MENU

Word2Vec 的 PyTorch 实现(乞丐版)

June 11, 2020 • Read: 17549 • Deep Learning阅读设置

B 站视频讲解

源码来自于 nlp-tutorial,我在其基础上进行了修改

  • '''
  • code by Tae Hwan Jung(Jeff Jung) @graykode, modify by wmathor
  • 6/11/2020
  • '''
  • import torch
  • import numpy as np
  • import torch.nn as nn
  • import torch.optim as optim
  • import matplotlib.pyplot as plt
  • import torch.utils.data as Data
  • dtype = torch.FloatTensor
  • device = torch.device("cuda" if torch.cuda.is_available() else "cpu")

文本预处理

  • sentences = ["jack like dog", "jack like cat", "jack like animal",
  • "dog cat animal", "banana apple cat dog like", "dog fish milk like",
  • "dog cat animal like", "jack like apple", "apple like", "jack like banana",
  • "apple banana jack movie book music like", "cat dog hate", "cat dog like"]
  • word_sequence = " ".join(sentences).split() # ['jack', 'like', 'dog', 'jack', 'like', 'cat', 'animal',...]
  • vocab = list(set(word_sequence)) # build words vocabulary
  • word2idx = {w: i for i, w in enumerate(vocab)} # {'jack':0, 'like':1,...}

模型相关参数

  • # Word2Vec Parameters
  • batch_size = 8
  • embedding_size = 2 # 2 dim vector represent one word
  • C = 2 # window size
  • voc_size = len(vocab)

= 数据记录 =

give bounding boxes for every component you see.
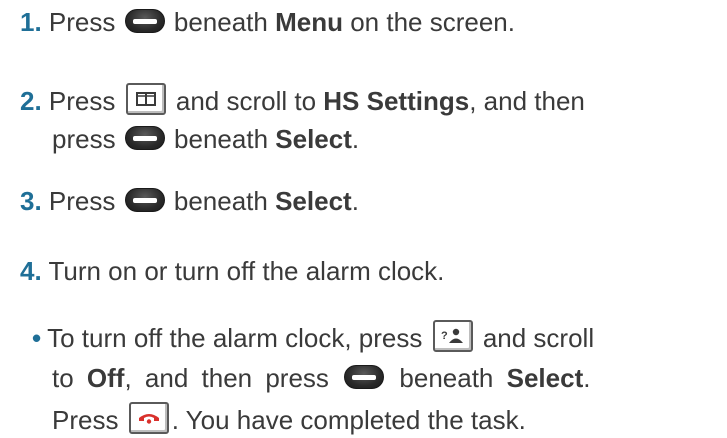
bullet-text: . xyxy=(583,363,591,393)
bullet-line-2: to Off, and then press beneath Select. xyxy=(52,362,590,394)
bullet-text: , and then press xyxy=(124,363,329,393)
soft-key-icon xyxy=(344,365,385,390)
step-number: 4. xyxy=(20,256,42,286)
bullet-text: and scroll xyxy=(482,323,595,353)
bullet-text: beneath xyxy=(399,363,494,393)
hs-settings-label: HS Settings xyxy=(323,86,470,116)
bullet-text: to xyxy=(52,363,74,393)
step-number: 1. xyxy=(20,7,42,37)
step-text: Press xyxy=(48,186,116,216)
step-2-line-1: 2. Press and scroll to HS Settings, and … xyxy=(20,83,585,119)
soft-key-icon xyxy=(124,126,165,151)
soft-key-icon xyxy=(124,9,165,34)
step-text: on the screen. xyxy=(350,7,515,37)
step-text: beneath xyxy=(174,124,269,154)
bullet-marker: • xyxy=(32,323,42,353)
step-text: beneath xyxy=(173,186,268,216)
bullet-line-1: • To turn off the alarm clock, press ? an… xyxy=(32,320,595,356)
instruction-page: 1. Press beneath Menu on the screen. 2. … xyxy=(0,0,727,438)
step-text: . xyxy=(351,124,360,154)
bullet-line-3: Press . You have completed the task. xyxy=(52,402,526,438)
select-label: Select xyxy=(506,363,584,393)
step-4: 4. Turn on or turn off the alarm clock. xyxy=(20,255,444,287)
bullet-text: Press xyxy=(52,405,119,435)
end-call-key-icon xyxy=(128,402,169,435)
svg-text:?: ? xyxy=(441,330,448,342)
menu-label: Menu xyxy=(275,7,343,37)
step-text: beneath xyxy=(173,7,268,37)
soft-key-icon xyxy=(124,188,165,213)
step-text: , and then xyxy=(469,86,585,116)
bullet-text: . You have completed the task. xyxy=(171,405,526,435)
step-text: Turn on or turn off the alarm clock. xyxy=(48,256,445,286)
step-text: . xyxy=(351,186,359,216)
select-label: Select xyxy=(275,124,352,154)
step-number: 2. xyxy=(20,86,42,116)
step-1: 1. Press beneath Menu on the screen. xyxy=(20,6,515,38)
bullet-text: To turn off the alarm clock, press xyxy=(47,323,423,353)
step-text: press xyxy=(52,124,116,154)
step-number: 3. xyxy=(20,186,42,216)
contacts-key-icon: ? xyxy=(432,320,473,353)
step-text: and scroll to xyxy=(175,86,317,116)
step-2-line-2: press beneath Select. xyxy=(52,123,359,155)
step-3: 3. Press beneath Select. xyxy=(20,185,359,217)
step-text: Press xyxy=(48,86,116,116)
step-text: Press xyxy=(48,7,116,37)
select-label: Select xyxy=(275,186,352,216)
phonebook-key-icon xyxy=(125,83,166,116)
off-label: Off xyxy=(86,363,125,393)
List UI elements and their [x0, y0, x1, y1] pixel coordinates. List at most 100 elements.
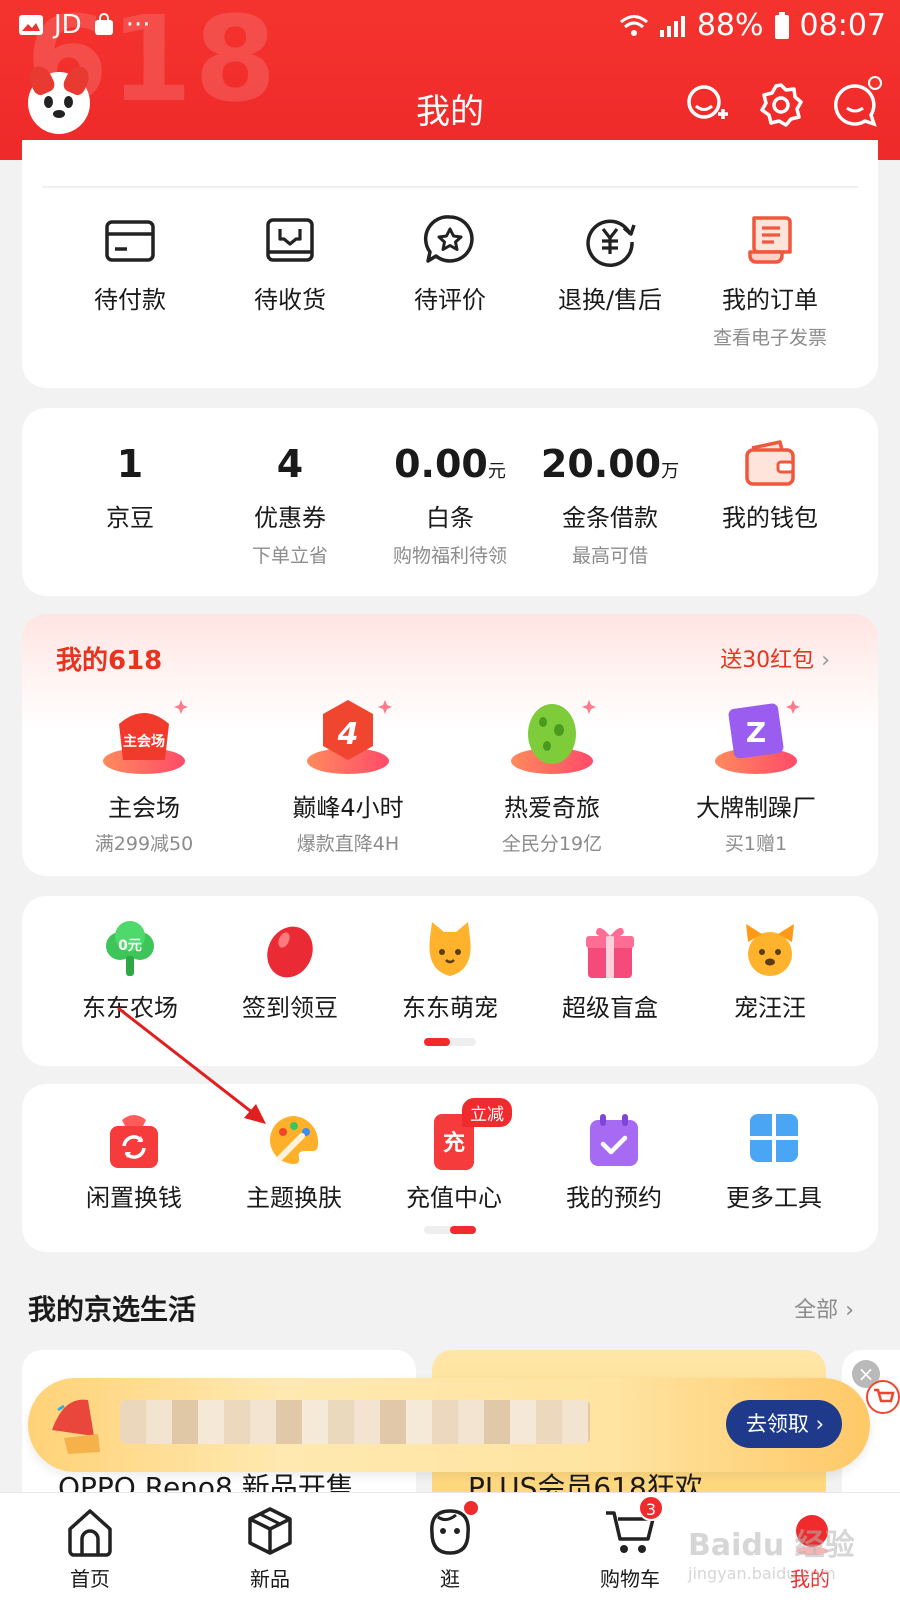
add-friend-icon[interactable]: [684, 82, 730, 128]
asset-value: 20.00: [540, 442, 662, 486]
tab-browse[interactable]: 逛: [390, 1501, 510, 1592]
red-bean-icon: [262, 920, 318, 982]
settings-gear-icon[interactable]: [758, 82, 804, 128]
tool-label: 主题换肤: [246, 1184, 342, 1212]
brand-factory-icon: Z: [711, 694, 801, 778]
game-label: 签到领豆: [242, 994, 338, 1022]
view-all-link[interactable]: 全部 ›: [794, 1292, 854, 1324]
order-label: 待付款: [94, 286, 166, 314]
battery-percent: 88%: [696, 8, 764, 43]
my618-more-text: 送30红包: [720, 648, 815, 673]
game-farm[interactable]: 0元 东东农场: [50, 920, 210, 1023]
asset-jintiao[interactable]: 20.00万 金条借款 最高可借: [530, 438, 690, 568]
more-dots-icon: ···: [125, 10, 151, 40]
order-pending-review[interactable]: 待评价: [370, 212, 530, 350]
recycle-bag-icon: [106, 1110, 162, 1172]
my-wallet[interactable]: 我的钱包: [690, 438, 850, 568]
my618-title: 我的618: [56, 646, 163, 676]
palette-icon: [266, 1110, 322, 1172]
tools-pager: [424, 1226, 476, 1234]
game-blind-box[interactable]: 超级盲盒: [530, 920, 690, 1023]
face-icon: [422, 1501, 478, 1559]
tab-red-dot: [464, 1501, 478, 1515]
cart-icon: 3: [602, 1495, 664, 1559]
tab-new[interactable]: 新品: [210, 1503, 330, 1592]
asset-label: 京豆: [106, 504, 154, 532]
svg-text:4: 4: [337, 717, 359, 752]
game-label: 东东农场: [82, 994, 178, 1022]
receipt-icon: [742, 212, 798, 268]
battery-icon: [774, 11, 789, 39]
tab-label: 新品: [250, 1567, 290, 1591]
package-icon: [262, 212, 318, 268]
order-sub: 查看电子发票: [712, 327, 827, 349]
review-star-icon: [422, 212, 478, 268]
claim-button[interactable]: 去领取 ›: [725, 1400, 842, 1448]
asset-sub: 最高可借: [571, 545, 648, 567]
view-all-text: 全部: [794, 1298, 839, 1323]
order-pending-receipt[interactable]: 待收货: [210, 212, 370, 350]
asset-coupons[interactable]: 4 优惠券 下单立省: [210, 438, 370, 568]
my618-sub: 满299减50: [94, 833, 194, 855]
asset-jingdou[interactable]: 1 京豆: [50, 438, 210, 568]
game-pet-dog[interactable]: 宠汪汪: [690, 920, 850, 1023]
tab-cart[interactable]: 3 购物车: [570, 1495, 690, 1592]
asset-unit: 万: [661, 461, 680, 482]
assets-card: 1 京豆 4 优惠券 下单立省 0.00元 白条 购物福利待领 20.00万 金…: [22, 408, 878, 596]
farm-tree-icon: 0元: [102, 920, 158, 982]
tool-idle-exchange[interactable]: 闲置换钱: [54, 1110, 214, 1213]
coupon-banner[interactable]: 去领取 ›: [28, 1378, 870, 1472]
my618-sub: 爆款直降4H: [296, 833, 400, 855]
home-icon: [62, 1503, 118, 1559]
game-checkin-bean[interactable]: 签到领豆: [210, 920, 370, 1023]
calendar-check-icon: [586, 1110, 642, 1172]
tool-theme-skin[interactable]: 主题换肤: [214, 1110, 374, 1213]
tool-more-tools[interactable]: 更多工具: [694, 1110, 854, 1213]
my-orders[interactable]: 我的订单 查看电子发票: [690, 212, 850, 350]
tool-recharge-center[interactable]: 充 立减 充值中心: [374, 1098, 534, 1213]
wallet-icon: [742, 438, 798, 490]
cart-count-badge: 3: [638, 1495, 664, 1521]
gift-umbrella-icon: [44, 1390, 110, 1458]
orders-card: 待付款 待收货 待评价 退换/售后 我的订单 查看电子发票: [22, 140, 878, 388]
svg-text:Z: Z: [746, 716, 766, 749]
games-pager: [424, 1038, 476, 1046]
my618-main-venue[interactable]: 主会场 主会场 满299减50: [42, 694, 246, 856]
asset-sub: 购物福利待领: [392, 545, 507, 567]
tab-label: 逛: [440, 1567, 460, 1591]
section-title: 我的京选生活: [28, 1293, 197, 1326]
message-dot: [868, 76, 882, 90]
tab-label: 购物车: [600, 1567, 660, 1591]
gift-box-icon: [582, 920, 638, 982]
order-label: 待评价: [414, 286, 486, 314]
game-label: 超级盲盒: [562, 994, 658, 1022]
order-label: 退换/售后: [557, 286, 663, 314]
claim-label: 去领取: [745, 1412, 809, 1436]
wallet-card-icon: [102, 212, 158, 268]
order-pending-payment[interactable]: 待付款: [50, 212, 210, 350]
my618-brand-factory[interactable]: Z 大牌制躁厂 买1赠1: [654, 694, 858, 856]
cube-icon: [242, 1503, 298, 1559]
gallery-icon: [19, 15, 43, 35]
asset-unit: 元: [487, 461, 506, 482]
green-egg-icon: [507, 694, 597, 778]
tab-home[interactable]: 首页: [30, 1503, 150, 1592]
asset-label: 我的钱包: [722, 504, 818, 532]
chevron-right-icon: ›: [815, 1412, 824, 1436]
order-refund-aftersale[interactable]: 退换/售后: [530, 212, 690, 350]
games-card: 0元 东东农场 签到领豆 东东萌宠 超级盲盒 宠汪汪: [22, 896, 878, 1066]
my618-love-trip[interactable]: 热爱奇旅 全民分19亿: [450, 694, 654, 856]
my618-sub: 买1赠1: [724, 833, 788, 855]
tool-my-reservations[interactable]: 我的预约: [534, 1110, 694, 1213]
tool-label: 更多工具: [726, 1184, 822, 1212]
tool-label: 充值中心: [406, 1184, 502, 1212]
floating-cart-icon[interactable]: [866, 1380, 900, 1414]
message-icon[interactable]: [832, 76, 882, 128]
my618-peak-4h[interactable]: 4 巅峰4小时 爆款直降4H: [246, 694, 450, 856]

= 练习题 =
讲 Word2Vec 的 PyTorch 实现的这篇文章停在定义 voc_size 的那一行，你能从那里往下续写吗？

= 本题答案 =
数据预处理

  • # 1.
  • skip_grams = []
  • for idx in range(C, len(word_sequence) - C):
  • center = word2idx[word_sequence[idx]] # center word
  • context_idx = list(range(idx - C, idx)) + list(range(idx + 1, idx + C + 1)) # context word idx
  • context = [word2idx[word_sequence[i]] for i in context_idx]
  • for w in context:
  • skip_grams.append([center, w])
  • # 2.
  • def make_data(skip_grams):
  • input_data = []
  • output_data = []
  • for i in range(len(skip_grams)):
  • input_data.append(np.eye(voc_size)[skip_grams[i][0]])
  • output_data.append(skip_grams[i][1])
  • return input_data, output_data
  • # 3.
  • input_data, output_data = make_data(skip_grams)
  • input_data, output_data = torch.Tensor(input_data), torch.LongTensor(output_data)
  • dataset = Data.TensorDataset(input_data, output_data)
  • loader = Data.DataLoader(dataset, batch_size, True)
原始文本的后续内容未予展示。